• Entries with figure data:
::::
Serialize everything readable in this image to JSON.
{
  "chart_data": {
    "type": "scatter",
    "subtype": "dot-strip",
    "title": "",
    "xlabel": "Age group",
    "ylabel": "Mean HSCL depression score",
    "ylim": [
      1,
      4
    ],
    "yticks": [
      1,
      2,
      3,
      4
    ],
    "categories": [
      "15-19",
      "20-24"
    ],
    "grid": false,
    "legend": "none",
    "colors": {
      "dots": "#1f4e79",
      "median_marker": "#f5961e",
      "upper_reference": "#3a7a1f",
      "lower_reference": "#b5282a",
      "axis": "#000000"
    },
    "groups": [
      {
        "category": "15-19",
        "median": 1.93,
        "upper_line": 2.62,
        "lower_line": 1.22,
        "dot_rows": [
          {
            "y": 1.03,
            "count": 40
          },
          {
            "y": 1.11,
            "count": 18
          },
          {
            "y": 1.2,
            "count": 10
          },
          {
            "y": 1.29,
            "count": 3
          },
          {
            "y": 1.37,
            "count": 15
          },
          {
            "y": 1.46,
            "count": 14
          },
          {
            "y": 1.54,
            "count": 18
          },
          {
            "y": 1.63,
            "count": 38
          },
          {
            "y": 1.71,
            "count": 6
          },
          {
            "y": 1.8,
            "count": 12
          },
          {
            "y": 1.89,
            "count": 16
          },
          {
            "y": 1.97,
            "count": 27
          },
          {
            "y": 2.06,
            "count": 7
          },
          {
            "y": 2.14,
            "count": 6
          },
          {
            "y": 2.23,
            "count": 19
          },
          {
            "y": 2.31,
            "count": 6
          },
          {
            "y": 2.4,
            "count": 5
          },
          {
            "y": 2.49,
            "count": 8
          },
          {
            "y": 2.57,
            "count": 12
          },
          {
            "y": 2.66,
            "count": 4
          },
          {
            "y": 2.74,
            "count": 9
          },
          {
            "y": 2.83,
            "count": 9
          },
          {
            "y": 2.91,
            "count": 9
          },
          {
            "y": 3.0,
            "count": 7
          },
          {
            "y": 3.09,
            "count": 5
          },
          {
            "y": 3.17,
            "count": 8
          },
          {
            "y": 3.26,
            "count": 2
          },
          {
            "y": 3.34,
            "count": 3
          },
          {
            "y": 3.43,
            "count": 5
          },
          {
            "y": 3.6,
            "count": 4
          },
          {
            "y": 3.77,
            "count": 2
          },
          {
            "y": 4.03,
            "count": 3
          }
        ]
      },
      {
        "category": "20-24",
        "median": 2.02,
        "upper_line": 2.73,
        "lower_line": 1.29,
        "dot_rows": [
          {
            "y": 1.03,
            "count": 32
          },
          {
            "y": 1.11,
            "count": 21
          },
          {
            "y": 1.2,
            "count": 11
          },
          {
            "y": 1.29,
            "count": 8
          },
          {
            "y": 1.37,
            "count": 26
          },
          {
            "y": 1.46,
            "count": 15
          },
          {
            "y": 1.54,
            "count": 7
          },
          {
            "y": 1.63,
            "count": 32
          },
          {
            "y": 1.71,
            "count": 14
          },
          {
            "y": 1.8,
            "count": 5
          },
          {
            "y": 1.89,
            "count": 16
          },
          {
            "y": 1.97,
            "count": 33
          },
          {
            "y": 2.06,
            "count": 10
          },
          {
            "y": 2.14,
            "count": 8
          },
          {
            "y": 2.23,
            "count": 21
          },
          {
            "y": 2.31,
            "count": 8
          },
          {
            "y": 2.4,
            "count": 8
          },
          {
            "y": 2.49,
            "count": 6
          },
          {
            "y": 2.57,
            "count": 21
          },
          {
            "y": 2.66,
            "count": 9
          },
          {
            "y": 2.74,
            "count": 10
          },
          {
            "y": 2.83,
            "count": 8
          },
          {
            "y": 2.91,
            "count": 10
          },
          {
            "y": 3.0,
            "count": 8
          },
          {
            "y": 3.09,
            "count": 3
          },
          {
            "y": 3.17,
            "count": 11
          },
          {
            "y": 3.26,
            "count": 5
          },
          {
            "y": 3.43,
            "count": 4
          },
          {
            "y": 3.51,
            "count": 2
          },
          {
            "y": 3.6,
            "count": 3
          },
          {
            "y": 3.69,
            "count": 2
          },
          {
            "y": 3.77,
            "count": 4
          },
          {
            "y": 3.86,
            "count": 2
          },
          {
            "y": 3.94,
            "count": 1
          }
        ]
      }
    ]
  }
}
::::
Give the listing above again, word for word.

Serialize everything readable in this image to JSON.
{
  "chart_data": {
    "type": "scatter",
    "subtype": "dot-strip",
    "title": "",
    "xlabel": "Age group",
    "ylabel": "Mean HSCL depression score",
    "ylim": [
      1,
      4
    ],
    "yticks": [
      1,
      2,
      3,
      4
    ],
    "categories": [
      "15-19",
      "20-24"
    ],
    "grid": false,
    "legend": "none",
    "colors": {
      "dots": "#1f4e79",
      "median_marker": "#f5961e",
      "upper_reference": "#3a7a1f",
      "lower_reference": "#b5282a",
      "axis": "#000000"
    },
    "groups": [
      {
        "category": "15-19",
        "median": 1.93,
        "upper_line": 2.62,
        "lower_line": 1.22,
        "dot_rows": [
          {
            "y": 1.03,
            "count": 40
          },
          {
            "y": 1.11,
            "count": 18
          },
          {
            "y": 1.2,
            "count": 10
          },
          {
            "y": 1.29,
            "count": 3
          },
          {
            "y": 1.37,
            "count": 15
          },
          {
            "y": 1.46,
            "count": 14
          },
          {
            "y": 1.54,
            "count": 18
          },
          {
            "y": 1.63,
            "count": 38
          },
          {
            "y": 1.71,
            "count": 6
          },
          {
            "y": 1.8,
            "count": 12
          },
          {
            "y": 1.89,
            "count": 16
          },
          {
            "y": 1.97,
            "count": 27
          },
          {
            "y": 2.06,
            "count": 7
          },
          {
            "y": 2.14,
            "count": 6
          },
          {
            "y": 2.23,
            "count": 19
          },
          {
            "y": 2.31,
            "count": 6
          },
          {
            "y": 2.4,
            "count": 5
          },
          {
            "y": 2.49,
            "count": 8
          },
          {
            "y": 2.57,
            "count": 12
          },
          {
            "y": 2.66,
            "count": 4
          },
          {
            "y": 2.74,
            "count": 9
          },
          {
            "y": 2.83,
            "count": 9
          },
          {
            "y": 2.91,
            "count": 9
          },
          {
            "y": 3.0,
            "count": 7
          },
          {
            "y": 3.09,
            "count": 5
          },
          {
            "y": 3.17,
            "count": 8
          },
          {
            "y": 3.26,
            "count": 2
          },
          {
            "y": 3.34,
            "count": 3
          },
          {
            "y": 3.43,
            "count": 5
          },
          {
            "y": 3.6,
            "count": 4
          },
          {
            "y": 3.77,
            "count": 2
          },
          {
            "y": 4.03,
            "count": 3
          }
        ]
      },
      {
        "category": "20-24",
        "median": 2.02,
        "upper_line": 2.73,
        "lower_line": 1.29,
        "dot_rows": [
          {
            "y": 1.03,
            "count": 32
          },
          {
            "y": 1.11,
            "count": 21
          },
          {
            "y": 1.2,
            "count": 11
          },
          {
            "y": 1.29,
            "count": 8
          },
          {
            "y": 1.37,
            "count": 26
          },
          {
            "y": 1.46,
            "count": 15
          },
          {
            "y": 1.54,
            "count": 7
          },
          {
            "y": 1.63,
            "count": 32
          },
          {
            "y": 1.71,
            "count": 14
          },
          {
            "y": 1.8,
            "count": 5
          },
          {
            "y": 1.89,
            "count": 16
          },
          {
            "y": 1.97,
            "count": 33
          },
          {
            "y": 2.06,
            "count": 10
          },
          {
            "y": 2.14,
            "count": 8
          },
          {
            "y": 2.23,
            "count": 21
          },
          {
            "y": 2.31,
            "count": 8
          },
          {
            "y": 2.4,
            "count": 8
          },
          {
            "y": 2.49,
            "count": 6
          },
          {
            "y": 2.57,
            "count": 21
          },
          {
            "y": 2.66,
            "count": 9
          },
          {
            "y": 2.74,
            "count": 10
          },
          {
            "y": 2.83,
            "count": 8
          },
          {
            "y": 2.91,
            "count": 10
          },
          {
            "y": 3.0,
            "count": 8
          },
          {
            "y": 3.09,
            "count": 3
          },
          {
            "y": 3.17,
            "count": 11
          },
          {
            "y": 3.26,
            "count": 5
          },
          {
            "y": 3.43,
            "count": 4
          },
          {
            "y": 3.51,
            "count": 2
          },
          {
            "y": 3.6,
            "count": 3
          },
          {
            "y": 3.69,
            "count": 2
          },
          {
            "y": 3.77,
            "count": 4
          },
          {
            "y": 3.86,
            "count": 2
          },
          {
            "y": 3.94,
            "count": 1
          }
        ]
      }
    ]
  }
}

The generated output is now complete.